- Stored rows -
-=-=-

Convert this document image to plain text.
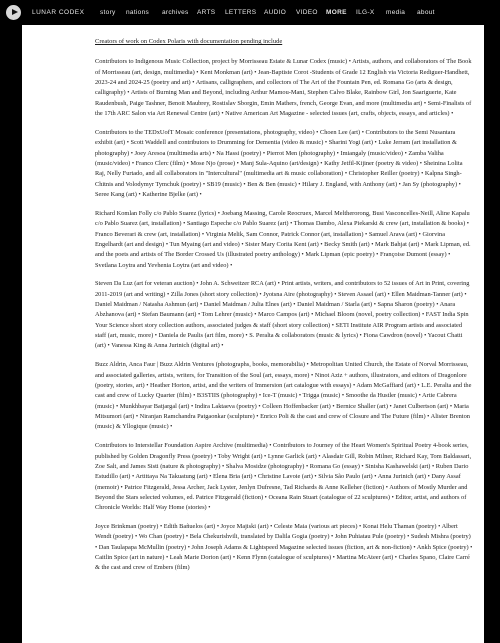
LUNAR CODEX story nations archives ARTS LETTERS AUDIO VIDEO MORE ILG-X media about
Creators of work on Codex Polaris with documentation pending include

Contributors to Indigenous Music Collection, project by Morrisseau Estate & Lunar Codex (music) • Artists, authors, and collaborators of The Book of Morrisseau (art, design, multimedia) • Kent Monkman (art) • Jean-Baptiste Corot -Students of Grade 12 English via Victoria Rediguer-Handhett, 2023-24 and 2024-25 (poetry and art) • Artisans, calligraphers, and collectors of The Art of the Fountain Pen, ed. Romana Go (arts & design, calligraphy) • Artists of Burning Man and Beyond, including Arthur Mamou-Mani, Stephen Calvo Blake, Rainbow Girl, Jon Saariguerte, Kate Raudenbush, Paige Tashner, Benoit Maubrey, Rostislav Sborgin, Emin Mathers, french, George Evan, and more (multimedia art) • Semi-Finalists of the 17th ARC Salon via Art Renewal Centre (art) • Native American Art Magazine - selected issues (art, crafts, objects, essays, and articles) •

Contributors to the TEDxUofT Mosaic conference (presentations, photography, video) • Choen Lee (art) • Contributors to the Semi Nusantara exhibit (art) • Scott Waddell and contributors to Drumming for Dementia (video & music) • Sharini Yogi (art) • Luke Jerram (art installation & photography) • Joey Aresoa (multimedia arts) • Na Hassi (poetry) • Pierrot Men (photography) • Imiangaly (music/video) • Zamba Valiha (music/video) • Franco Clerc (film) • Mose Njo (prose) • Manj Sula-Aquino (art/design) • Kathy Jetfil-Kijiner (poetry & video) • Sheinina Lolita Raj, Nelly Furtado, and all collaborators in "Intercultural" (multimedia art & music collaboration) • Christopher Reiller (poetry) • Kalpna Singh-Chitnis and Volodymyr Tymchuk (poetry) • SB19 (music) • Ben & Ben (music) • Hilary J. England, with Anthony (art) • Jan Sy (photography) • Seree Kang (art) • Katherine Bjelke (art) •

Richard Komlan Folly c/o Pablo Suarez (lyrics) • Joebang Massing, Carole Reocruex, Marcel Meltherorong, Busi Vasconcelles-Neill, Aline Kapalu c/o Pablo Suarez (art, installation) • Santiago Espeche c/o Pablo Suarez (art) • Thomas Dambo, Alexa Piekarski & crew (art, installation & books) • Franco Beverari & crew (art, installation) • Virginia Melik, Sam Connor, Patrick Connor (art, installation) • Samuel Arava (art) • Giorvina Engelhardt (art and design) • Tun Myaing (art and video) • Sister Mary Corita Kent (art) • Becky Smith (art) • Mark Bahjat (art) • Mark Lipman, ed. and the poets and artists of The Border Crossed Us (illustrated poetry anthology) • Mark Lipman (epic poetry) • Françoise Dumont (essay) • Svetlana Loytra and Yevhenia Loytra (art and video) •

Steven Da Luz (art for veteran auction) • John A. Schweitzer RCA (art) • Print artists, writers, and contributors to 52 issues of Art in Print, covering 2011-2019 (art and writing) • Zilla Jones (short story collection) • Jyotsna Aire (photography) • Steven Assael (art) • Ellen Maidman-Tanner (art) • Daniel Maidman / Natasha Ashmun (art) • Daniel Maidman / Julia Elnes (art) • Daniel Maidman / Starla (art) • Sapna Sharon (poetry) • Anara Abzhanova (art) • Stefan Baumann (art) • Tom Lehrer (music) • Marco Campos (art) • Michael Bloom (novel, poetry collection) • FAST India Spin Your Science short story collection authors, associated judges & staff (short story collection) • SETI Institute AIR Program artists and associated staff (art, music, more) • Daniela de Paulis (art film, more) • S. Peralta & collaborators (music & lyrics) • Fiona Cawdron (novel) • Yacout Chatti (art) • Vanessa King & Anna Jurinich (digital art) •

Buzz Aldrin, Anca Faur | Buzz Aldrin Ventures (photographs, books, memorabilia) • Metropolitan United Church, the Estate of Norval Morrisseau, and associated galleries, artists, writers, for Transition of the Soul (art, essays, more) • Ninot Aziz + authors, illustrators, and editors of Dragonlore (poetry, stories, art) • Heather Horton, artist, and the writers of Immersion (art catalogue with essays) • Adam McGaffiard (art) • L.E. Peralta and the cast and crew of Lucky Quarter (film) • B3STIIS (photography) • Ice-T (music) • Trigga (music) • Smoothe da Hustler (music) • Artie Cabrera (music) • Munkhbayar Batjargal (art) • Indira Laktaeva (poetry) • Colleen Hoffenbacker (art) • Bernice Shaller (art) • Janet Culbertson (art) • Maria Mitsumori (art) • Niranjan Ramchandra Patgaonkar (sculpture) • Enrico Poli & the cast and crew of Closure and The Future (film) • Alister Brenton (music) & Yllogique (music) •

Contributors to Interstellar Foundation Aspire Archive (multimedia) • Contributors to Journey of the Heart Women's Spiritual Poetry 4-book series, published by Golden Dragonfly Press (poetry) • Toby Wright (art) • Lynne Garlick (art) • Alasdair Gill, Robin Milner, Richard Kay, Tom Baldassari, Zoe Salt, and James Sisti (nature & photography) • Shalva Mosidze (photography) • Romana Go (essay) • Sinisha Kashawelski (art) • Ruben Dario Estudillo (art) • Artittaya Na Takuatung (art) • Elena Bria (art) • Christine Lavoie (art) • Silvia São Paulo (art) • Anna Jurinich (art) • Dany Assaf (memoir) • Patrice Fitzgerald, Jessa Archer, Jack Lyster, Jenlyn Dufresne, Tad Richards & Anne Kelleher (fiction) • Authors of Mostly Murder and Beyond the Stars selected volumes, ed. Patrice Fitzgerald (fiction) • Oceana Rain Stuart (catalogue of 22 sculptures) • Editor, artist, and authors of Chronicle Worlds: Half Way Home (stories) •

Joyce Brinkman (poetry) • Edith Bañuelos (art) • Joyce Majiski (art) • Celeste Maia (various art pieces) • Konai Helu Thaman (poetry) • Albert Wendt (poetry) • Wo Chan (poetry) • Bela Chekurishvili, translated by Dalila Gogia (poetry) • John Puhiatau Pule (poetry) • Sudesh Mishra (poetry) • Dan Taulapapa McMullin (poetry) • John Joseph Adams & Lightspeed Magazine selected issues (fiction, art & non-fiction) • Ankh Spice (poetry) • Caitlin Spice (art in nature) • Leah Marie Dorion (art) • Kenn Flynn (catalogue of sculptures) • Martina McAteer (art) • Charles Spano, Claire Carré & the cast and crew of Embers (film)
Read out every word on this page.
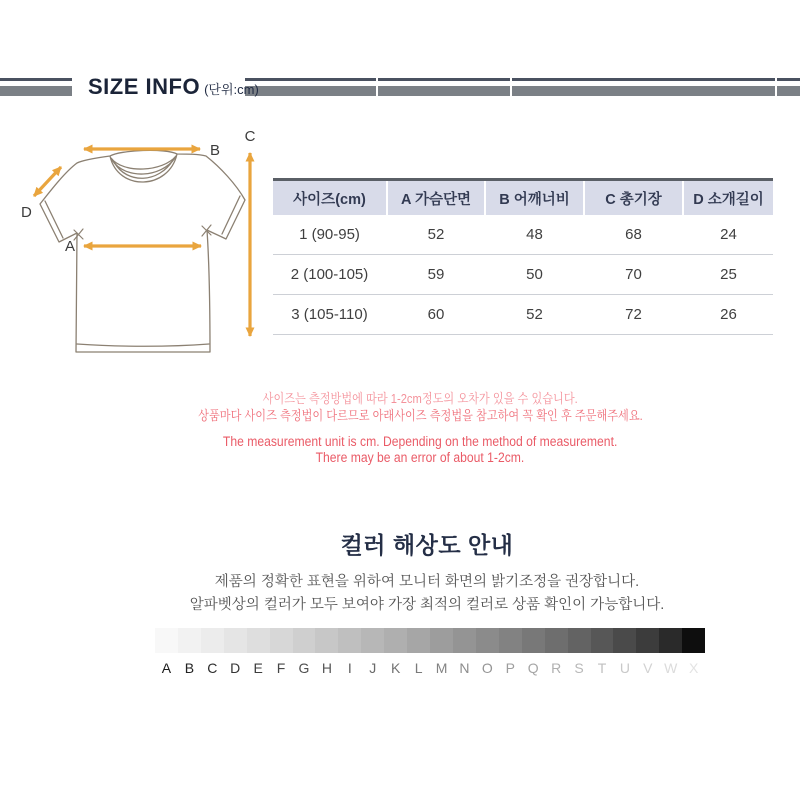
SIZE INFO (단위:cm)
B
C
D
A
사이즈(cm)	A 가슴단면	B 어깨너비	C 총기장	D 소개길이
1 (90-95)	52	48	68	24
2 (100-105)	59	50	70	25
3 (105-110)	60	52	72	26
사이즈는 측정방법에 따라 1-2cm정도의 오차가 있을 수 있습니다.
상품마다 사이즈 측정법이 다르므로 아래사이즈 측정법을 참고하여 꼭 확인 후 주문해주세요.
The measurement unit is cm. Depending on the method of measurement.
There may be an error of about 1-2cm.
컬러 해상도 안내
제품의 정확한 표현을 위하여 모니터 화면의 밝기조정을 권장합니다.
알파벳상의 컬러가 모두 보여야 가장 최적의 컬러로 상품 확인이 가능합니다.
A B C D E F G H	I	J	K	L M N O P Q R S T U V W X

-=-=-

- Directions for this task -
From start to finish, output the listing exactly, but omit its pictures.

- Full response -
Convert this document image to plain text.
LUNAR CODEX story nations archives ARTS LETTERS AUDIO VIDEO MORE ILG-X media about
Creators of work on Codex Polaris with documentation pending include

Contributors to Indigenous Music Collection, project by Morrisseau Estate & Lunar Codex (music) • Artists, authors, and collaborators of The Book of Morrisseau (art, design, multimedia) • Kent Monkman (art) • Jean-Baptiste Corot -Students of Grade 12 English via Victoria Rediguer-Handhett, 2023-24 and 2024-25 (poetry and art) • Artisans, calligraphers, and collectors of The Art of the Fountain Pen, ed. Romana Go (arts & design, calligraphy) • Artists of Burning Man and Beyond, including Arthur Mamou-Mani, Stephen Calvo Blake, Rainbow Girl, Jon Saariguerte, Kate Raudenbush, Paige Tashner, Benoit Maubrey, Rostislav Sborgin, Emin Mathers, french, George Evan, and more (multimedia art) • Semi-Finalists of the 17th ARC Salon via Art Renewal Centre (art) • Native American Art Magazine - selected issues (art, crafts, objects, essays, and articles) •

Contributors to the TEDxUofT Mosaic conference (presentations, photography, video) • Choen Lee (art) • Contributors to the Semi Nusantara exhibit (art) • Scott Waddell and contributors to Drumming for Dementia (video & music) • Sharini Yogi (art) • Luke Jerram (art installation & photography) • Joey Aresoa (multimedia arts) • Na Hassi (poetry) • Pierrot Men (photography) • Imiangaly (music/video) • Zamba Valiha (music/video) • Franco Clerc (film) • Mose Njo (prose) • Manj Sula-Aquino (art/design) • Kathy Jetfil-Kijiner (poetry & video) • Sheinina Lolita Raj, Nelly Furtado, and all collaborators in "Intercultural" (multimedia art & music collaboration) • Christopher Reiller (poetry) • Kalpna Singh-Chitnis and Volodymyr Tymchuk (poetry) • SB19 (music) • Ben & Ben (music) • Hilary J. England, with Anthony (art) • Jan Sy (photography) • Seree Kang (art) • Katherine Bjelke (art) •

Richard Komlan Folly c/o Pablo Suarez (lyrics) • Joebang Massing, Carole Reocruex, Marcel Meltherorong, Busi Vasconcelles-Neill, Aline Kapalu c/o Pablo Suarez (art, installation) • Santiago Espeche c/o Pablo Suarez (art) • Thomas Dambo, Alexa Piekarski & crew (art, installation & books) • Franco Beverari & crew (art, installation) • Virginia Melik, Sam Connor, Patrick Connor (art, installation) • Samuel Arava (art) • Giorvina Engelhardt (art and design) • Tun Myaing (art and video) • Sister Mary Corita Kent (art) • Becky Smith (art) • Mark Bahjat (art) • Mark Lipman, ed. and the poets and artists of The Border Crossed Us (illustrated poetry anthology) • Mark Lipman (epic poetry) • Françoise Dumont (essay) • Svetlana Loytra and Yevhenia Loytra (art and video) •

Steven Da Luz (art for veteran auction) • John A. Schweitzer RCA (art) • Print artists, writers, and contributors to 52 issues of Art in Print, covering 2011-2019 (art and writing) • Zilla Jones (short story collection) • Jyotsna Aire (photography) • Steven Assael (art) • Ellen Maidman-Tanner (art) • Daniel Maidman / Natasha Ashmun (art) • Daniel Maidman / Julia Elnes (art) • Daniel Maidman / Starla (art) • Sapna Sharon (poetry) • Anara Abzhanova (art) • Stefan Baumann (art) • Tom Lehrer (music) • Marco Campos (art) • Michael Bloom (novel, poetry collection) • FAST India Spin Your Science short story collection authors, associated judges & staff (short story collection) • SETI Institute AIR Program artists and associated staff (art, music, more) • Daniela de Paulis (art film, more) • S. Peralta & collaborators (music & lyrics) • Fiona Cawdron (novel) • Yacout Chatti (art) • Vanessa King & Anna Jurinich (digital art) •

Buzz Aldrin, Anca Faur | Buzz Aldrin Ventures (photographs, books, memorabilia) • Metropolitan United Church, the Estate of Norval Morrisseau, and associated galleries, artists, writers, for Transition of the Soul (art, essays, more) • Ninot Aziz + authors, illustrators, and editors of Dragonlore (poetry, stories, art) • Heather Horton, artist, and the writers of Immersion (art catalogue with essays) • Adam McGaffiard (art) • L.E. Peralta and the cast and crew of Lucky Quarter (film) • B3STIIS (photography) • Ice-T (music) • Trigga (music) • Smoothe da Hustler (music) • Artie Cabrera (music) • Munkhbayar Batjargal (art) • Indira Laktaeva (poetry) • Colleen Hoffenbacker (art) • Bernice Shaller (art) • Janet Culbertson (art) • Maria Mitsumori (art) • Niranjan Ramchandra Patgaonkar (sculpture) • Enrico Poli & the cast and crew of Closure and The Future (film) • Alister Brenton (music) & Yllogique (music) •

Contributors to Interstellar Foundation Aspire Archive (multimedia) • Contributors to Journey of the Heart Women's Spiritual Poetry 4-book series, published by Golden Dragonfly Press (poetry) • Toby Wright (art) • Lynne Garlick (art) • Alasdair Gill, Robin Milner, Richard Kay, Tom Baldassari, Zoe Salt, and James Sisti (nature & photography) • Shalva Mosidze (photography) • Romana Go (essay) • Sinisha Kashawelski (art) • Ruben Dario Estudillo (art) • Artittaya Na Takuatung (art) • Elena Bria (art) • Christine Lavoie (art) • Silvia São Paulo (art) • Anna Jurinich (art) • Dany Assaf (memoir) • Patrice Fitzgerald, Jessa Archer, Jack Lyster, Jenlyn Dufresne, Tad Richards & Anne Kelleher (fiction) • Authors of Mostly Murder and Beyond the Stars selected volumes, ed. Patrice Fitzgerald (fiction) • Oceana Rain Stuart (catalogue of 22 sculptures) • Editor, artist, and authors of Chronicle Worlds: Half Way Home (stories) •

Joyce Brinkman (poetry) • Edith Bañuelos (art) • Joyce Majiski (art) • Celeste Maia (various art pieces) • Konai Helu Thaman (poetry) • Albert Wendt (poetry) • Wo Chan (poetry) • Bela Chekurishvili, translated by Dalila Gogia (poetry) • John Puhiatau Pule (poetry) • Sudesh Mishra (poetry) • Dan Taulapapa McMullin (poetry) • John Joseph Adams & Lightspeed Magazine selected issues (fiction, art & non-fiction) • Ankh Spice (poetry) • Caitlin Spice (art in nature) • Leah Marie Dorion (art) • Kenn Flynn (catalogue of sculptures) • Martina McAteer (art) • Charles Spano, Claire Carré & the cast and crew of Embers (film)
Read out every word on this page.
SIZE INFO (단위:cm)
B
C
D
A
사이즈(cm)	A 가슴단면	B 어깨너비	C 총기장	D 소개길이
1 (90-95)	52	48	68	24
2 (100-105)	59	50	70	25
3 (105-110)	60	52	72	26
사이즈는 측정방법에 따라 1-2cm정도의 오차가 있을 수 있습니다.
상품마다 사이즈 측정법이 다르므로 아래사이즈 측정법을 참고하여 꼭 확인 후 주문해주세요.
The measurement unit is cm. Depending on the method of measurement.
There may be an error of about 1-2cm.
컬러 해상도 안내
제품의 정확한 표현을 위하여 모니터 화면의 밝기조정을 권장합니다.
알파벳상의 컬러가 모두 보여야 가장 최적의 컬러로 상품 확인이 가능합니다.
A B C D E F G H	I	J	K	L M N O P Q R S T U V W X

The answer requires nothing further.